:: What you are asked to do ::
What is needed is each line of the data below that holds the string "name".
[Material for this exercise Boundary: Start]
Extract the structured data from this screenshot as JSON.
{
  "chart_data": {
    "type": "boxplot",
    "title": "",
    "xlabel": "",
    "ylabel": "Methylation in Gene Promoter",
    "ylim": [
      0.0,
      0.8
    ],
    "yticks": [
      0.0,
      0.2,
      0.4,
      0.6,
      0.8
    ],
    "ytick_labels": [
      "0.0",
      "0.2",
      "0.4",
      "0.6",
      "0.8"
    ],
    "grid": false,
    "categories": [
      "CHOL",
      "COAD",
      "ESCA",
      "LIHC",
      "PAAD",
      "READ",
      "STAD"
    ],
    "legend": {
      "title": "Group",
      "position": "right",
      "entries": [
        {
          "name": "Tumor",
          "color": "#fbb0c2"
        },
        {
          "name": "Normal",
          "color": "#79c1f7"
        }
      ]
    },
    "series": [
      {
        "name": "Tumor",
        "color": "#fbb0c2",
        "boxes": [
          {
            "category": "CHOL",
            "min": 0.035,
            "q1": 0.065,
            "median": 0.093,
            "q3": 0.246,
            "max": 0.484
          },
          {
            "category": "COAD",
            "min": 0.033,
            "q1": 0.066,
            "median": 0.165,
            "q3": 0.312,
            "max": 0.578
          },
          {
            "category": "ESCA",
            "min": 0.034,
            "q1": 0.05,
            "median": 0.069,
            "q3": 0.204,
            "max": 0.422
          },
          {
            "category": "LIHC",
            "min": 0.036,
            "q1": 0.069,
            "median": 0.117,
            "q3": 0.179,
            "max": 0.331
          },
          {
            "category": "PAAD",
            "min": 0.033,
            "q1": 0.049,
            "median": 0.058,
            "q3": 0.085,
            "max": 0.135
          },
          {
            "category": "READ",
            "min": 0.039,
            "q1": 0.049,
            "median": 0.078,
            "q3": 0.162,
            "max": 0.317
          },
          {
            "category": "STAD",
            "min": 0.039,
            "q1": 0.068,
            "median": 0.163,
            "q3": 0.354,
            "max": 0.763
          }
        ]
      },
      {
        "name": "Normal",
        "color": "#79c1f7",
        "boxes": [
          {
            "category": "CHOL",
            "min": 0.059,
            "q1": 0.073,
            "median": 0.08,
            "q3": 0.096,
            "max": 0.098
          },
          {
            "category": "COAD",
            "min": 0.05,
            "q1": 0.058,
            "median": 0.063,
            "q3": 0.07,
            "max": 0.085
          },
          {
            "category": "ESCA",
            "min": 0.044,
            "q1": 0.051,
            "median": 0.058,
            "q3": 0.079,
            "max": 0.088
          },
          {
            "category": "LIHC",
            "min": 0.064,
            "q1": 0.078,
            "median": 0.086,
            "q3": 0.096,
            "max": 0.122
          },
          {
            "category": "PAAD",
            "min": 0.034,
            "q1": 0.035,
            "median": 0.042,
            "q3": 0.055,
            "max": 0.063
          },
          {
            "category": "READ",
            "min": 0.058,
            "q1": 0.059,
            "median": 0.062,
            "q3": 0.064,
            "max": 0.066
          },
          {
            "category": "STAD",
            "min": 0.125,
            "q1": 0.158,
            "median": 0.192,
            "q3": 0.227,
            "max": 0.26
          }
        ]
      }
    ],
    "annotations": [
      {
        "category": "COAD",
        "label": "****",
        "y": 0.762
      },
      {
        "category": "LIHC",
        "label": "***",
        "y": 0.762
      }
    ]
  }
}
[Material for this exercise Boundary: End]
:: Problem solution ::
          "name": "Tumor",
          "name": "Normal",
        "name": "Tumor",
        "name": "Normal",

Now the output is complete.